→ **GIVEN INSTRUCTION**
Pull every "screenshot" line out of the data below.

→ **DATA EXTRACT**
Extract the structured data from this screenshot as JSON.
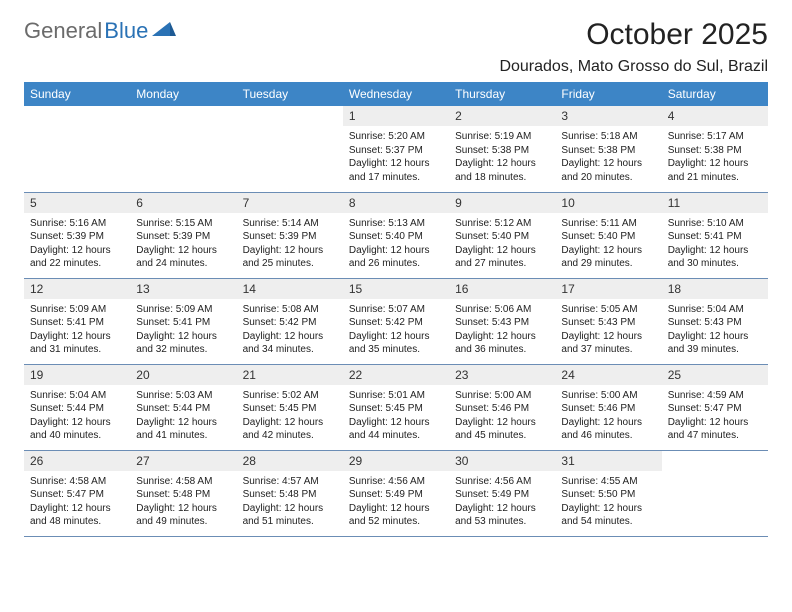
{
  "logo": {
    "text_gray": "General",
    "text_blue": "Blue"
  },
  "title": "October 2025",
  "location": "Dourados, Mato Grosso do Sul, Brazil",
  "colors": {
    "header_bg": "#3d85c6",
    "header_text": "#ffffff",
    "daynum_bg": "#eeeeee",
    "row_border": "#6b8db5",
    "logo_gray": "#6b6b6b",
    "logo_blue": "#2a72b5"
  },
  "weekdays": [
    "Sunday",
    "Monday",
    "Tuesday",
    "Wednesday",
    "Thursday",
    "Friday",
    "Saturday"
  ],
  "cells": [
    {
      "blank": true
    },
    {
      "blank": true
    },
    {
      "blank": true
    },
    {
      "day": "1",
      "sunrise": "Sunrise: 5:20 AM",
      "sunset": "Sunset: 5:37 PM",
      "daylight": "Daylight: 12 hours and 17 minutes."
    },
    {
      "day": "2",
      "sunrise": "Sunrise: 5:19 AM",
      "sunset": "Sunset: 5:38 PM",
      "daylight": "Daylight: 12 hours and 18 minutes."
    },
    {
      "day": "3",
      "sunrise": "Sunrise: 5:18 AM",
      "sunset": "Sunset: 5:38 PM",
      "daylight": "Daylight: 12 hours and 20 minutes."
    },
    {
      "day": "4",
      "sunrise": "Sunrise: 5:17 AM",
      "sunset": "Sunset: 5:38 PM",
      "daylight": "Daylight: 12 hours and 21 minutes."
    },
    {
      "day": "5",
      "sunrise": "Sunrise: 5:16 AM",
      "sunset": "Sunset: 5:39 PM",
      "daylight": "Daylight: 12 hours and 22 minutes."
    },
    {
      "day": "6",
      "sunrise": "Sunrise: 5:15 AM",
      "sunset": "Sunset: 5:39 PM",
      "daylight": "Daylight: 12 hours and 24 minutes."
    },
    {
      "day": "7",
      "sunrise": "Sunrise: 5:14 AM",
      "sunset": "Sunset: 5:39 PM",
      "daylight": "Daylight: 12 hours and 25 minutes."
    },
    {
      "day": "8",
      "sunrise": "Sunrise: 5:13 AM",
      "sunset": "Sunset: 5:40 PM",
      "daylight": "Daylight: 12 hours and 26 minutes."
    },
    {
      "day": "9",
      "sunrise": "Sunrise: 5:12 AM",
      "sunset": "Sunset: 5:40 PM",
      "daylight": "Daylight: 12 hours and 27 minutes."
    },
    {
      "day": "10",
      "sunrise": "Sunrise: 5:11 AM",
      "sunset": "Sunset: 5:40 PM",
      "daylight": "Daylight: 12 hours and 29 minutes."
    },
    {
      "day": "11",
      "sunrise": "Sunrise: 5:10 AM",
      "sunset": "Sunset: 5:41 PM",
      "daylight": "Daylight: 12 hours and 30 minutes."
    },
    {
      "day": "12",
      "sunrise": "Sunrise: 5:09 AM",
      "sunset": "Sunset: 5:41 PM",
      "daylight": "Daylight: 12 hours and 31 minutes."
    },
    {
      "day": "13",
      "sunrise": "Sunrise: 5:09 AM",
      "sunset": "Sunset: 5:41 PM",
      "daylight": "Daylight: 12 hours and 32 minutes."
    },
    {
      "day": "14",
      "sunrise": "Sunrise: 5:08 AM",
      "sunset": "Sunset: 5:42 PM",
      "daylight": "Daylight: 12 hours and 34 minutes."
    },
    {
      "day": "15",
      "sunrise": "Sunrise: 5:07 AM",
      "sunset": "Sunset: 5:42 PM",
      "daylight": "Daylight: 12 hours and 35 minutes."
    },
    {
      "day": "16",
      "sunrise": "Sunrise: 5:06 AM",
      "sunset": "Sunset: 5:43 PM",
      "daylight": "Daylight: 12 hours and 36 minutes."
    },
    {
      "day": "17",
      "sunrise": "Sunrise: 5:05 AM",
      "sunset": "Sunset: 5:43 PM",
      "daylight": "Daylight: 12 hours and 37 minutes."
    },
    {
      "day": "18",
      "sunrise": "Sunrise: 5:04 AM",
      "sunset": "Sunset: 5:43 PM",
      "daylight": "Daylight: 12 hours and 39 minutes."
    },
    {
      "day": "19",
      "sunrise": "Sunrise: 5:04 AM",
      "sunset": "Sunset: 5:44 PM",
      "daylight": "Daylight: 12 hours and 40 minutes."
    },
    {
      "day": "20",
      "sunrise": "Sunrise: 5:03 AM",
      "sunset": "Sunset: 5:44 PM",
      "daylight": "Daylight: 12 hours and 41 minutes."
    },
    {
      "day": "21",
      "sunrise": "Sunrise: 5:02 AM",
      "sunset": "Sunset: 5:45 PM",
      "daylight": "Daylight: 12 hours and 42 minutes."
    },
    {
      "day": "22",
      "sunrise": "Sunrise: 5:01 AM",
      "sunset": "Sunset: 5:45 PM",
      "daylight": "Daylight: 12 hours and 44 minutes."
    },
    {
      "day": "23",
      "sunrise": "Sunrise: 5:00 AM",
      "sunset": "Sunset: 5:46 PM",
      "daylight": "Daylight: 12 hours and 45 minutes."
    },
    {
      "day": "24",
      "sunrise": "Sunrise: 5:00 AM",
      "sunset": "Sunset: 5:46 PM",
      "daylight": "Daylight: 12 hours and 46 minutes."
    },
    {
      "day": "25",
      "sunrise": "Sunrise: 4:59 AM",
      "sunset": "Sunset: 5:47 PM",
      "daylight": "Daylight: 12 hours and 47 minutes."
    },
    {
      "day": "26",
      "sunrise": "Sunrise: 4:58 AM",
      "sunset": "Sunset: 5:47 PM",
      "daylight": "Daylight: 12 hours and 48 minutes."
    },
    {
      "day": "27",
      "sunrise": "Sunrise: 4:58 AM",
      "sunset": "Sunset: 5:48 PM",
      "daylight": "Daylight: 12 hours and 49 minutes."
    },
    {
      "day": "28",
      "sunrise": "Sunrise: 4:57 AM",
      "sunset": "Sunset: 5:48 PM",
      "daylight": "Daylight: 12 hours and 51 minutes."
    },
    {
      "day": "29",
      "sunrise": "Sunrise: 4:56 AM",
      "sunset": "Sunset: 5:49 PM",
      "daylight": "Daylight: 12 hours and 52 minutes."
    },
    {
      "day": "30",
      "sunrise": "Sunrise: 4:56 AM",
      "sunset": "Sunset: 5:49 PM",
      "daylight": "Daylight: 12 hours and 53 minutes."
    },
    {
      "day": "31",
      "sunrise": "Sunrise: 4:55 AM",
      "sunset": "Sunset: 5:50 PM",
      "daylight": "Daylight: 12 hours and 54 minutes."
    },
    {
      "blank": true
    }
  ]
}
* * *
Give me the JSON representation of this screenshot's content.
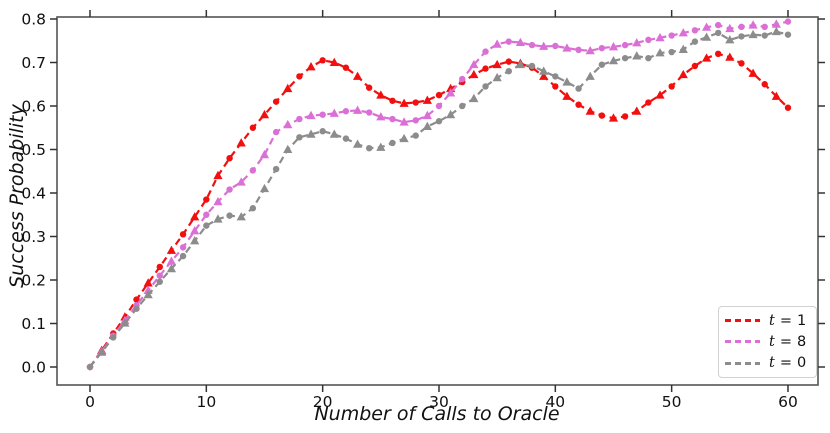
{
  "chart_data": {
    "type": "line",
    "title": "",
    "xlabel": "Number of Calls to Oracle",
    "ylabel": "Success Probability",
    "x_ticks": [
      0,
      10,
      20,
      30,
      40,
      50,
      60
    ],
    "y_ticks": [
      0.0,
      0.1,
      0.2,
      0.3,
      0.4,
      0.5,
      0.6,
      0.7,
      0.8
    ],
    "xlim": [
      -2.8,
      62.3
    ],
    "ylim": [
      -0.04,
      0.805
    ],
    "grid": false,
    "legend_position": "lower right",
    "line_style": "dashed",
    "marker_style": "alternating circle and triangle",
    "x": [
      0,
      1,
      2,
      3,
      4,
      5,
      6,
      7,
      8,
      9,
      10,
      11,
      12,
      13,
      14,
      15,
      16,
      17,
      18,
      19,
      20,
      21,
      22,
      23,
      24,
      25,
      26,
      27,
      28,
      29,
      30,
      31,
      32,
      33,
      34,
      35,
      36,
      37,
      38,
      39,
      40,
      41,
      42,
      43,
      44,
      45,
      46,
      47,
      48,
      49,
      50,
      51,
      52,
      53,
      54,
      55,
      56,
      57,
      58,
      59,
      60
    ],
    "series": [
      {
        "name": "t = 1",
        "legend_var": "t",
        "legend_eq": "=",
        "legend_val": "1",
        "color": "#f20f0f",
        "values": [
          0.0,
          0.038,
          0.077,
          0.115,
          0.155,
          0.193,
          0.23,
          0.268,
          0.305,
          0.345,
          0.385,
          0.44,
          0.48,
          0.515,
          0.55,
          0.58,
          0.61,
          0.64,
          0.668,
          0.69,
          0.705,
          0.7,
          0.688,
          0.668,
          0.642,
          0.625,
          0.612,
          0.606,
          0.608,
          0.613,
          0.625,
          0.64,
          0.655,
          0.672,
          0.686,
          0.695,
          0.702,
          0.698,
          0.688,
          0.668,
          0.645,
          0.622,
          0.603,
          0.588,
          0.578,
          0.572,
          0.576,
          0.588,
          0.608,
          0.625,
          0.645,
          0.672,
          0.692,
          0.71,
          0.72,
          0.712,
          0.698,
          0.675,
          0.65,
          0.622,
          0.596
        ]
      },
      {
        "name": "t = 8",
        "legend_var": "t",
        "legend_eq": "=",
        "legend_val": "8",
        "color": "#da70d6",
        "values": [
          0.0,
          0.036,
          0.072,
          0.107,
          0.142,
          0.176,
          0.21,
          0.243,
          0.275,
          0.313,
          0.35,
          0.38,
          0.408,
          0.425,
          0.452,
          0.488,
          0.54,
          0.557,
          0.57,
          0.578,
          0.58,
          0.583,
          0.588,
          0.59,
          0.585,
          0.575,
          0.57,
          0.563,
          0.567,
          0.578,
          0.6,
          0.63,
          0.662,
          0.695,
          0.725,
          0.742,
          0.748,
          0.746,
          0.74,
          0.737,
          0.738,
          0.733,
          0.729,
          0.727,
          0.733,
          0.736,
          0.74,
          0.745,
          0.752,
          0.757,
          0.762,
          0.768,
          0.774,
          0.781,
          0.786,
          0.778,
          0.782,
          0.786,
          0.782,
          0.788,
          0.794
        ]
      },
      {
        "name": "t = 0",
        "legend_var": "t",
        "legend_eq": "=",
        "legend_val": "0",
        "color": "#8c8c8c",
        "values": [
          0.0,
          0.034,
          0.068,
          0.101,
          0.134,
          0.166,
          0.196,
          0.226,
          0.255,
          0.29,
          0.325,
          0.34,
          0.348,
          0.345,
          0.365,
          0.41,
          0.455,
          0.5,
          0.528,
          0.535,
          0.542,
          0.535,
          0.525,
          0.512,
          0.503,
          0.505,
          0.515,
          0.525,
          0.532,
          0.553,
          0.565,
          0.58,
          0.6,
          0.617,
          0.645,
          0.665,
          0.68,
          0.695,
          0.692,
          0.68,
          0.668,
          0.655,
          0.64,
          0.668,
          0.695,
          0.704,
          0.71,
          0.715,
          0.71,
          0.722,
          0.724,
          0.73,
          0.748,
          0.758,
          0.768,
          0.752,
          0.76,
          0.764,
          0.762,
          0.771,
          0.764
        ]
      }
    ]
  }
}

→ **SOLUTION BELOW**
Extract the structured data from this screenshot as JSON.
Give me the JSON representation of this screenshot's content.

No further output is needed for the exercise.